» GIVEN TASK:
List all lines in the material below that contain "Hall".

» AVAILABLE DATA:
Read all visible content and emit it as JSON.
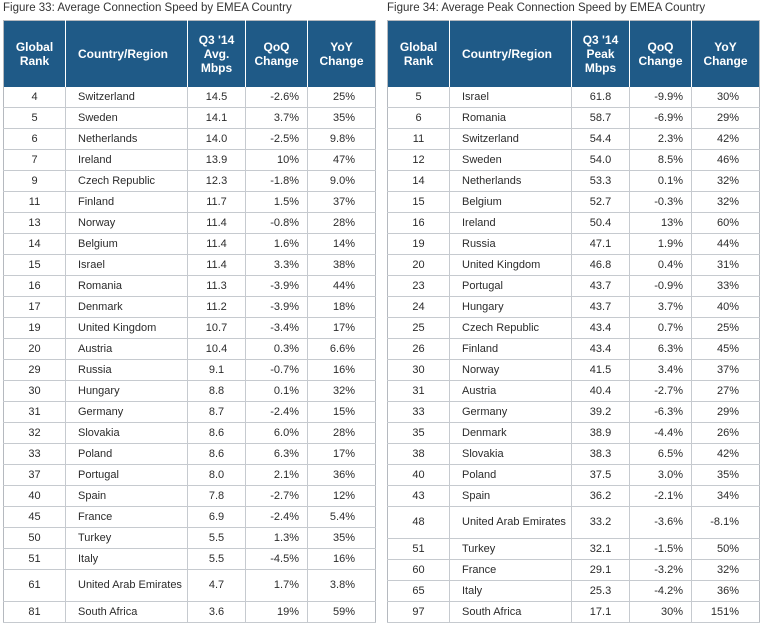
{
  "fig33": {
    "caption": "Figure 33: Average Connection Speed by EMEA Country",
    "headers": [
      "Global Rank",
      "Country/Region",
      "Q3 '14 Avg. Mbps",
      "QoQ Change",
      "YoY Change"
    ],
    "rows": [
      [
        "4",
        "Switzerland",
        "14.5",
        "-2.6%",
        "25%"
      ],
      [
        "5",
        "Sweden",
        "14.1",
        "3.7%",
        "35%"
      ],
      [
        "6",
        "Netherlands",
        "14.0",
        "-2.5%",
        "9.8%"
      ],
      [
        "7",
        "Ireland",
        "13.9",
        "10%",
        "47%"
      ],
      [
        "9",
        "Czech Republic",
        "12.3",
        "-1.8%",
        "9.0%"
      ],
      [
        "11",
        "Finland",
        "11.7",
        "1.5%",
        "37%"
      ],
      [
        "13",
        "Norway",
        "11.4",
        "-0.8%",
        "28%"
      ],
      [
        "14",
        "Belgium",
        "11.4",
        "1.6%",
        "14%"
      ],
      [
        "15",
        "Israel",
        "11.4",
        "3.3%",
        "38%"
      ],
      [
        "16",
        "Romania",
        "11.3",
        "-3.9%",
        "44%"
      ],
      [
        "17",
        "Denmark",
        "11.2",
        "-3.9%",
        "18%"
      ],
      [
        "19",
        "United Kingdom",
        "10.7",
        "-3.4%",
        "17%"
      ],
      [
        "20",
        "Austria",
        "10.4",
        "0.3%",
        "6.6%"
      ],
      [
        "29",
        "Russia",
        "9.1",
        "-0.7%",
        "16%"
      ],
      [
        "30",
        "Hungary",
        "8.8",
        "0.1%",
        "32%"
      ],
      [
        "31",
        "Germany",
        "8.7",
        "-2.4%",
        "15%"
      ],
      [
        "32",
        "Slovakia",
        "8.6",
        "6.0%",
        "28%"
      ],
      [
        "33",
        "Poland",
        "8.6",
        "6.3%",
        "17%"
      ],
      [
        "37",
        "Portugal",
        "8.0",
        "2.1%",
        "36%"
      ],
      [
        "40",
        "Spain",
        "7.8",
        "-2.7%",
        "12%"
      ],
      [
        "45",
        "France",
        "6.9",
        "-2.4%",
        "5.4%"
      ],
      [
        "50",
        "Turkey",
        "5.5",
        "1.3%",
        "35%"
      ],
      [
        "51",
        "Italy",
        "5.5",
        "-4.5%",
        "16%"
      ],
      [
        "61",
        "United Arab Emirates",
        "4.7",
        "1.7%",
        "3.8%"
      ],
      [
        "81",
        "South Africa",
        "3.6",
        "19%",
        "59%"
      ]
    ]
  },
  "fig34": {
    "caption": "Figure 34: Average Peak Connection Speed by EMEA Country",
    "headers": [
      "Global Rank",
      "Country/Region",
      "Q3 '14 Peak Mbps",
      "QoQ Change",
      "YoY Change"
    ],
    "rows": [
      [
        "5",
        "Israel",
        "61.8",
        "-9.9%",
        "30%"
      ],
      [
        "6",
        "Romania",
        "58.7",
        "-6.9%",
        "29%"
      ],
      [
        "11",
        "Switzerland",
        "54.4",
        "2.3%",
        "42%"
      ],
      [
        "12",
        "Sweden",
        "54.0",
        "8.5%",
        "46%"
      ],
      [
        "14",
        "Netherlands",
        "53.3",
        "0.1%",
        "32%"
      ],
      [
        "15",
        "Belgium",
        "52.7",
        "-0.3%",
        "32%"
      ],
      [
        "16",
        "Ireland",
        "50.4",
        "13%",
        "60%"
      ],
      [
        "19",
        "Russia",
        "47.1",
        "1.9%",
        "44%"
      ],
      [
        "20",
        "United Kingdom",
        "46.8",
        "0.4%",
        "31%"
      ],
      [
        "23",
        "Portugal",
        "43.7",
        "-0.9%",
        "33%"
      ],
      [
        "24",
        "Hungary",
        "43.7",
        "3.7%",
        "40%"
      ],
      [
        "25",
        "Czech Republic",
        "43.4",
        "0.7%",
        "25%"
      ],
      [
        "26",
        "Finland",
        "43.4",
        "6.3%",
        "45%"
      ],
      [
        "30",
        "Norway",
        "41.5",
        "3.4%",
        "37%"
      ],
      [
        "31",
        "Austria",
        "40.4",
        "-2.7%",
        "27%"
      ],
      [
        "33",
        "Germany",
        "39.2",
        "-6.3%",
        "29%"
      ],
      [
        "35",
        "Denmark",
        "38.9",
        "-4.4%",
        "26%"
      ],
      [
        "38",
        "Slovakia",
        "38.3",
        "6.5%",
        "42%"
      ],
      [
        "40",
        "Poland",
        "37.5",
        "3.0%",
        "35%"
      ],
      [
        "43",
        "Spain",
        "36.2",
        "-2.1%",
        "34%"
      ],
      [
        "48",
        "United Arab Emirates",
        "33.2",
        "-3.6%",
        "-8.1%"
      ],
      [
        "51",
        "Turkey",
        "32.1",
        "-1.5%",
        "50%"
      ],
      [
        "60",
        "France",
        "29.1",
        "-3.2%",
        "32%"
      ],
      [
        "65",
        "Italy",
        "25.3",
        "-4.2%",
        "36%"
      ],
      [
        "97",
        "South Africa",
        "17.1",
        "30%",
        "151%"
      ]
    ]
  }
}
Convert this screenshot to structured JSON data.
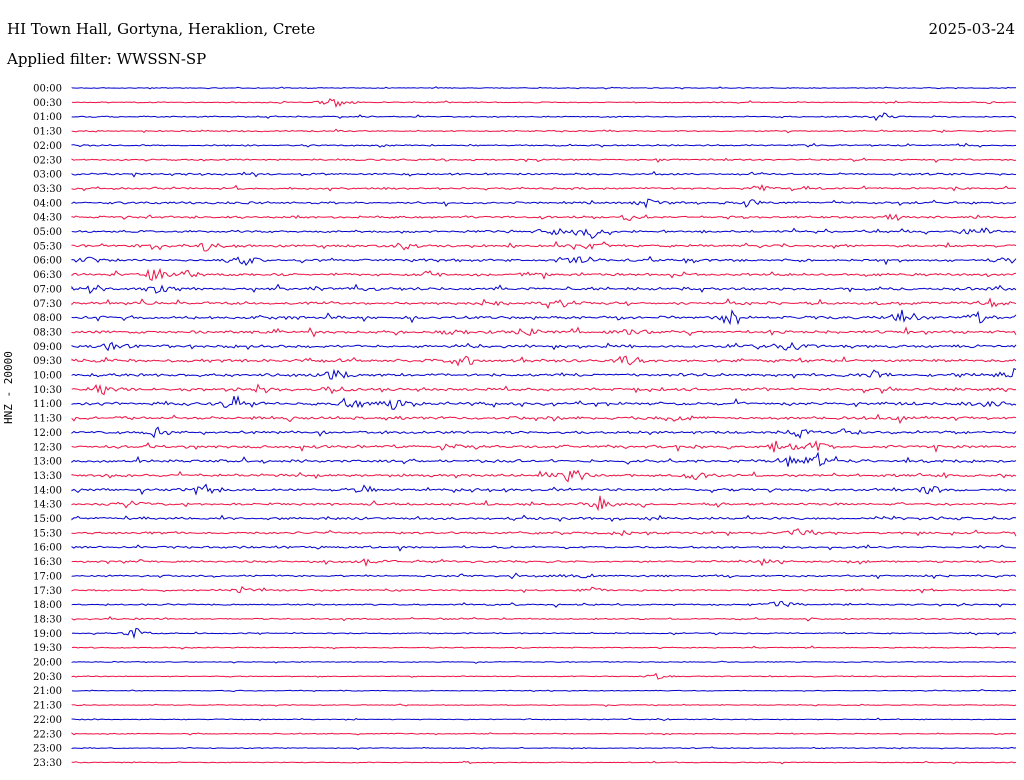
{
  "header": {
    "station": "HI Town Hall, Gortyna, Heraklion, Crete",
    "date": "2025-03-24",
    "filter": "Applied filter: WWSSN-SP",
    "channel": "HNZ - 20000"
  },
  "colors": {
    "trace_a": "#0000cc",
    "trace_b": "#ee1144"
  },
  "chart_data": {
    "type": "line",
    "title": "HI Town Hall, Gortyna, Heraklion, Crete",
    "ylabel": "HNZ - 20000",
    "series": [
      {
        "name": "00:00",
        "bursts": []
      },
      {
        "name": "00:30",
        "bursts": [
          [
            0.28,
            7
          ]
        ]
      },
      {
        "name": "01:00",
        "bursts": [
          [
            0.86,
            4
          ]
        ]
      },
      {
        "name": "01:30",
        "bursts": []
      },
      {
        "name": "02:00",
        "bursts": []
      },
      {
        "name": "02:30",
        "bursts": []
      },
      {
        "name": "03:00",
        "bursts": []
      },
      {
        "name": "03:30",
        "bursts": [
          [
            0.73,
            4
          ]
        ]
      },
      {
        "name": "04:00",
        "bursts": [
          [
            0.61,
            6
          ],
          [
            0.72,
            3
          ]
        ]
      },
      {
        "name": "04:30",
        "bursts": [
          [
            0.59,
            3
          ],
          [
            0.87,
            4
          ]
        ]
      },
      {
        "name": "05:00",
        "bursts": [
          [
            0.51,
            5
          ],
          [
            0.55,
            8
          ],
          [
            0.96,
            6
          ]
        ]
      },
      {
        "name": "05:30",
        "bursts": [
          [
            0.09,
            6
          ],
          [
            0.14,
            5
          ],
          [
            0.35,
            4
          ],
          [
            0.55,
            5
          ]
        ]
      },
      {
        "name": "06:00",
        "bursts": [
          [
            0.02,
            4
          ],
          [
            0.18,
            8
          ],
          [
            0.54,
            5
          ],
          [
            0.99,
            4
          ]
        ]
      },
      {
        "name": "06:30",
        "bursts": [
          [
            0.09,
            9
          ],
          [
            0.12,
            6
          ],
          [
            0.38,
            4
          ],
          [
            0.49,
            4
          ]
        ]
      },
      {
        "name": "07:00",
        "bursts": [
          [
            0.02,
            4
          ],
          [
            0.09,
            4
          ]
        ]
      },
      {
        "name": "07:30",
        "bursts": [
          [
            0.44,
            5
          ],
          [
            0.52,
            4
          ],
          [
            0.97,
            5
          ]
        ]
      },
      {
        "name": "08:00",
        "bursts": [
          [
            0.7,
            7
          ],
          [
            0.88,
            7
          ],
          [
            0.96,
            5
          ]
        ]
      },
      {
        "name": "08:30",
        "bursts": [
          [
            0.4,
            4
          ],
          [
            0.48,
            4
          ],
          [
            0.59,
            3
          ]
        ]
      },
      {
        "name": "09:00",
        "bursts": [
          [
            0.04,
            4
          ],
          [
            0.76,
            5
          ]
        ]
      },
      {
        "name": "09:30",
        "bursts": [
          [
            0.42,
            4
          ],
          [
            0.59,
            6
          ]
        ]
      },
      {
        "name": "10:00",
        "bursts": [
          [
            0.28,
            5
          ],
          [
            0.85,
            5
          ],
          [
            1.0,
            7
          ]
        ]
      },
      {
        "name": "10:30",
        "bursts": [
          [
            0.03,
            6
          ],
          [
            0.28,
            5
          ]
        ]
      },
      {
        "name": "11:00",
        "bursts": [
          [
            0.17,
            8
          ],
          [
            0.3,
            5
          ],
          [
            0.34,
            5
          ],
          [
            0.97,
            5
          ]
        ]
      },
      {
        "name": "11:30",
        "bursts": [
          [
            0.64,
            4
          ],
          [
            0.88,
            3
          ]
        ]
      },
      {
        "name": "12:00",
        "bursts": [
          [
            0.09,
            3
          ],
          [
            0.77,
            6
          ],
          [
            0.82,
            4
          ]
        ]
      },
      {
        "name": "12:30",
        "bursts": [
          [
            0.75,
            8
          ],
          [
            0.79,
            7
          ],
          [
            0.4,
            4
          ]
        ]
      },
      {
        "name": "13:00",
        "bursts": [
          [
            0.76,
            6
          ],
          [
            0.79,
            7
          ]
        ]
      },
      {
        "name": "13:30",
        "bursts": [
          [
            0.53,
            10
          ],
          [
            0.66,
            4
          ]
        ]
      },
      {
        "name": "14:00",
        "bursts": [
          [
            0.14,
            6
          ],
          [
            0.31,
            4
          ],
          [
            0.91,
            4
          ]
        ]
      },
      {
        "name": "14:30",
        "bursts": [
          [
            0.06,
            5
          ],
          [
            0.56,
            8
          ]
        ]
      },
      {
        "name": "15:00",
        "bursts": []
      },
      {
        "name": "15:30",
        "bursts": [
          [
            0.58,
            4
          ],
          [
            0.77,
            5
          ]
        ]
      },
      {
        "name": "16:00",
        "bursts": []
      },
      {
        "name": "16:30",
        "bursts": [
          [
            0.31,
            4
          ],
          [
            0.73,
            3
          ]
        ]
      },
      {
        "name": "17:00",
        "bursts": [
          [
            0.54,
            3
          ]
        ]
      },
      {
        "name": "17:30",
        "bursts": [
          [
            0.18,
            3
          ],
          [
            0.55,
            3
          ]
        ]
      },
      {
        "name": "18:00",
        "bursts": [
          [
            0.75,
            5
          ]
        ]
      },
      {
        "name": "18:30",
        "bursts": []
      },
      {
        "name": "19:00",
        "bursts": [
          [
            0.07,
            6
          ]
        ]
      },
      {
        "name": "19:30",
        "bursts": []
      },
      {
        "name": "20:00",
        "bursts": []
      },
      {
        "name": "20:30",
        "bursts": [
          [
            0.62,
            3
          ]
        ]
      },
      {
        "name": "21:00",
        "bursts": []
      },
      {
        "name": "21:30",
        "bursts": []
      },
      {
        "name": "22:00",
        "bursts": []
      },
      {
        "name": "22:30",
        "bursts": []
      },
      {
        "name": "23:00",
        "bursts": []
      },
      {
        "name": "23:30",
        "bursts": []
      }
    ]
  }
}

» SOLUTION TO THE EXERCISE:
    "station": "HI Town Hall, Gortyna, Heraklion, Crete",
    "title": "HI Town Hall, Gortyna, Heraklion, Crete",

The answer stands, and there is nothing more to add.